DO THIS:
Write out each entry, exactly the way it appears.

EXTRACTED MATERIAL:
============

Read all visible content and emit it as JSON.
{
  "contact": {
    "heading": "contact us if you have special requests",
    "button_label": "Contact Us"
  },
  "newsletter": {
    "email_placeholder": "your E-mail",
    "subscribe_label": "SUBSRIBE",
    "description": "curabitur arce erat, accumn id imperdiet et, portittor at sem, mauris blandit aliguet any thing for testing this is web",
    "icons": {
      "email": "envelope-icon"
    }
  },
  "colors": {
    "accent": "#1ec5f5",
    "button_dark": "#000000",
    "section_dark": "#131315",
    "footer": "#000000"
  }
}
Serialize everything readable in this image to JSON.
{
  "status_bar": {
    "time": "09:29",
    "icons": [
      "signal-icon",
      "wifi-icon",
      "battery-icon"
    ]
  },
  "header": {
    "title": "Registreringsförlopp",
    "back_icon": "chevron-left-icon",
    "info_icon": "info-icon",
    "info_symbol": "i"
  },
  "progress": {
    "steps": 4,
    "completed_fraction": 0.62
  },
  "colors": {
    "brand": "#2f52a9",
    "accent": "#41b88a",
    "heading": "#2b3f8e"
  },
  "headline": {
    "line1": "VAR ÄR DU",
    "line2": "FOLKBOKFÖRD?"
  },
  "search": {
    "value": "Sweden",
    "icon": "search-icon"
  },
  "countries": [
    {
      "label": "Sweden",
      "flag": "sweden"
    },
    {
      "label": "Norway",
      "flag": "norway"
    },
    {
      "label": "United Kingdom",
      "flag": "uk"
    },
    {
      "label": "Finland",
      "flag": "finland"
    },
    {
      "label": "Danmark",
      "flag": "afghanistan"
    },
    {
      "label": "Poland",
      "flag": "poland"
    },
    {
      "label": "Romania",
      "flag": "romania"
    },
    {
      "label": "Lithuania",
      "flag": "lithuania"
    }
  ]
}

============

RESPONSE FOR THIS EXERCISE:
Read all visible content and emit it as JSON.
{
  "contact": {
    "heading": "contact us if you have special requests",
    "button_label": "Contact Us"
  },
  "newsletter": {
    "email_placeholder": "your E-mail",
    "subscribe_label": "SUBSRIBE",
    "description": "curabitur arce erat, accumn id imperdiet et, portittor at sem, mauris blandit aliguet any thing for testing this is web",
    "icons": {
      "email": "envelope-icon"
    }
  },
  "colors": {
    "accent": "#1ec5f5",
    "button_dark": "#000000",
    "section_dark": "#131315",
    "footer": "#000000"
  }
}
Serialize everything readable in this image to JSON.
{
  "status_bar": {
    "time": "09:29",
    "icons": [
      "signal-icon",
      "wifi-icon",
      "battery-icon"
    ]
  },
  "header": {
    "title": "Registreringsförlopp",
    "back_icon": "chevron-left-icon",
    "info_icon": "info-icon",
    "info_symbol": "i"
  },
  "progress": {
    "steps": 4,
    "completed_fraction": 0.62
  },
  "colors": {
    "brand": "#2f52a9",
    "accent": "#41b88a",
    "heading": "#2b3f8e"
  },
  "headline": {
    "line1": "VAR ÄR DU",
    "line2": "FOLKBOKFÖRD?"
  },
  "search": {
    "value": "Sweden",
    "icon": "search-icon"
  },
  "countries": [
    {
      "label": "Sweden",
      "flag": "sweden"
    },
    {
      "label": "Norway",
      "flag": "norway"
    },
    {
      "label": "United Kingdom",
      "flag": "uk"
    },
    {
      "label": "Finland",
      "flag": "finland"
    },
    {
      "label": "Danmark",
      "flag": "afghanistan"
    },
    {
      "label": "Poland",
      "flag": "poland"
    },
    {
      "label": "Romania",
      "flag": "romania"
    },
    {
      "label": "Lithuania",
      "flag": "lithuania"
    }
  ]
}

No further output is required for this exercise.